WHAT YOU ARE ASKED TO DO:
Copy the records below exactly, leaving out any pictures.

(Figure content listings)
▬▬▬▬▬▬▬▬▬▬
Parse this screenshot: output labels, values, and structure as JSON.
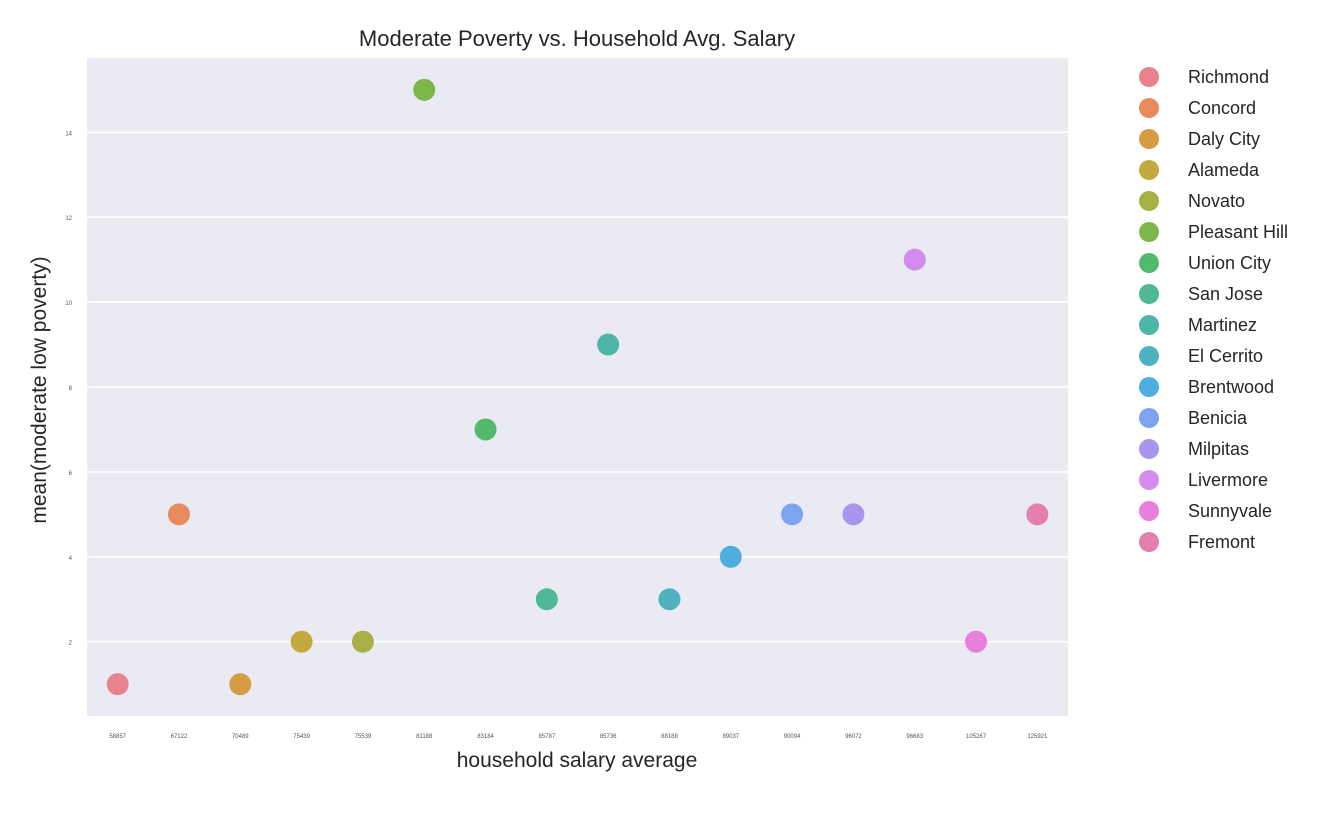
{
  "chart_data": {
    "type": "scatter",
    "title": "Moderate Poverty vs. Household Avg. Salary",
    "xlabel": "household salary average",
    "ylabel": "mean(moderate low poverty)",
    "x_categories": [
      "58857",
      "67122",
      "70489",
      "75439",
      "75539",
      "81188",
      "83184",
      "85787",
      "85736",
      "88188",
      "89037",
      "90094",
      "96072",
      "96683",
      "105267",
      "125921"
    ],
    "y_ticks": [
      2,
      4,
      6,
      8,
      10,
      12,
      14
    ],
    "ylim": [
      0.25,
      15.75
    ],
    "grid": true,
    "legend_position": "right",
    "series": [
      {
        "name": "Richmond",
        "x": "58857",
        "y": 1,
        "color": "#e8838d"
      },
      {
        "name": "Concord",
        "x": "67122",
        "y": 5,
        "color": "#e88a5c"
      },
      {
        "name": "Daly City",
        "x": "70489",
        "y": 1,
        "color": "#d59c45"
      },
      {
        "name": "Alameda",
        "x": "75439",
        "y": 2,
        "color": "#c2aa3f"
      },
      {
        "name": "Novato",
        "x": "75539",
        "y": 2,
        "color": "#a7b045"
      },
      {
        "name": "Pleasant Hill",
        "x": "81188",
        "y": 15,
        "color": "#7db64a"
      },
      {
        "name": "Union City",
        "x": "83184",
        "y": 7,
        "color": "#52ba6a"
      },
      {
        "name": "San Jose",
        "x": "85787",
        "y": 3,
        "color": "#4fb896"
      },
      {
        "name": "Martinez",
        "x": "85736",
        "y": 9,
        "color": "#4eb6a8"
      },
      {
        "name": "El Cerrito",
        "x": "88188",
        "y": 3,
        "color": "#50b2be"
      },
      {
        "name": "Brentwood",
        "x": "89037",
        "y": 4,
        "color": "#4eaedf"
      },
      {
        "name": "Benicia",
        "x": "90094",
        "y": 5,
        "color": "#7da4ef"
      },
      {
        "name": "Milpitas",
        "x": "96072",
        "y": 5,
        "color": "#a896ec"
      },
      {
        "name": "Livermore",
        "x": "96683",
        "y": 11,
        "color": "#d18cee"
      },
      {
        "name": "Sunnyvale",
        "x": "105267",
        "y": 2,
        "color": "#e77fdc"
      },
      {
        "name": "Fremont",
        "x": "125921",
        "y": 5,
        "color": "#e57fae"
      }
    ]
  }
}
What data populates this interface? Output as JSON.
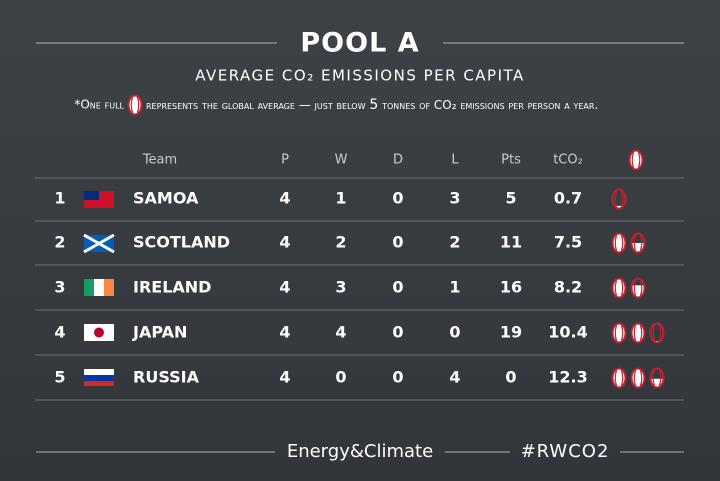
{
  "header": {
    "title": "POOL A",
    "subtitle": "AVERAGE CO₂ EMISSIONS PER CAPITA",
    "note": {
      "before": "*One full",
      "after": "represents the global average — just below",
      "average": 5,
      "end": "tonnes of CO₂ emissions per person a year."
    }
  },
  "table": {
    "columns": [
      "Team",
      "P",
      "W",
      "D",
      "L",
      "Pts",
      "tCO₂"
    ],
    "rows": [
      [
        1,
        "SAMOA",
        4,
        1,
        0,
        3,
        5,
        0.7
      ],
      [
        2,
        "SCOTLAND",
        4,
        2,
        0,
        2,
        11,
        7.5
      ],
      [
        3,
        "IRELAND",
        4,
        3,
        0,
        1,
        16,
        8.2
      ],
      [
        4,
        "JAPAN",
        4,
        4,
        0,
        0,
        19,
        10.4
      ],
      [
        5,
        "RUSSIA",
        4,
        0,
        0,
        4,
        0,
        12.3
      ]
    ]
  },
  "footer": {
    "brand": "Energy&Climate",
    "hashtag": "#RWCO2"
  }
}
▬▬▬▬▬▬▬▬▬▬
RESULT FOR THIS EXERCISE:
Parse this screenshot: output labels, values, and structure as JSON.
{
  "chart_data": {
    "type": "scatter",
    "title": "Moderate Poverty vs. Household Avg. Salary",
    "xlabel": "household salary average",
    "ylabel": "mean(moderate low poverty)",
    "x_categories": [
      "58857",
      "67122",
      "70489",
      "75439",
      "75539",
      "81188",
      "83184",
      "85787",
      "85736",
      "88188",
      "89037",
      "90094",
      "96072",
      "96683",
      "105267",
      "125921"
    ],
    "y_ticks": [
      2,
      4,
      6,
      8,
      10,
      12,
      14
    ],
    "ylim": [
      0.25,
      15.75
    ],
    "grid": true,
    "legend_position": "right",
    "series": [
      {
        "name": "Richmond",
        "x": "58857",
        "y": 1,
        "color": "#e8838d"
      },
      {
        "name": "Concord",
        "x": "67122",
        "y": 5,
        "color": "#e88a5c"
      },
      {
        "name": "Daly City",
        "x": "70489",
        "y": 1,
        "color": "#d59c45"
      },
      {
        "name": "Alameda",
        "x": "75439",
        "y": 2,
        "color": "#c2aa3f"
      },
      {
        "name": "Novato",
        "x": "75539",
        "y": 2,
        "color": "#a7b045"
      },
      {
        "name": "Pleasant Hill",
        "x": "81188",
        "y": 15,
        "color": "#7db64a"
      },
      {
        "name": "Union City",
        "x": "83184",
        "y": 7,
        "color": "#52ba6a"
      },
      {
        "name": "San Jose",
        "x": "85787",
        "y": 3,
        "color": "#4fb896"
      },
      {
        "name": "Martinez",
        "x": "85736",
        "y": 9,
        "color": "#4eb6a8"
      },
      {
        "name": "El Cerrito",
        "x": "88188",
        "y": 3,
        "color": "#50b2be"
      },
      {
        "name": "Brentwood",
        "x": "89037",
        "y": 4,
        "color": "#4eaedf"
      },
      {
        "name": "Benicia",
        "x": "90094",
        "y": 5,
        "color": "#7da4ef"
      },
      {
        "name": "Milpitas",
        "x": "96072",
        "y": 5,
        "color": "#a896ec"
      },
      {
        "name": "Livermore",
        "x": "96683",
        "y": 11,
        "color": "#d18cee"
      },
      {
        "name": "Sunnyvale",
        "x": "105267",
        "y": 2,
        "color": "#e77fdc"
      },
      {
        "name": "Fremont",
        "x": "125921",
        "y": 5,
        "color": "#e57fae"
      }
    ]
  }
}
What data populates this interface? Output as JSON.
{
  "header": {
    "title": "POOL A",
    "subtitle": "AVERAGE CO₂ EMISSIONS PER CAPITA",
    "note": {
      "before": "*One full",
      "after": "represents the global average — just below",
      "average": 5,
      "end": "tonnes of CO₂ emissions per person a year."
    }
  },
  "table": {
    "columns": [
      "Team",
      "P",
      "W",
      "D",
      "L",
      "Pts",
      "tCO₂"
    ],
    "rows": [
      [
        1,
        "SAMOA",
        4,
        1,
        0,
        3,
        5,
        0.7
      ],
      [
        2,
        "SCOTLAND",
        4,
        2,
        0,
        2,
        11,
        7.5
      ],
      [
        3,
        "IRELAND",
        4,
        3,
        0,
        1,
        16,
        8.2
      ],
      [
        4,
        "JAPAN",
        4,
        4,
        0,
        0,
        19,
        10.4
      ],
      [
        5,
        "RUSSIA",
        4,
        0,
        0,
        4,
        0,
        12.3
      ]
    ]
  },
  "footer": {
    "brand": "Energy&Climate",
    "hashtag": "#RWCO2"
  }
}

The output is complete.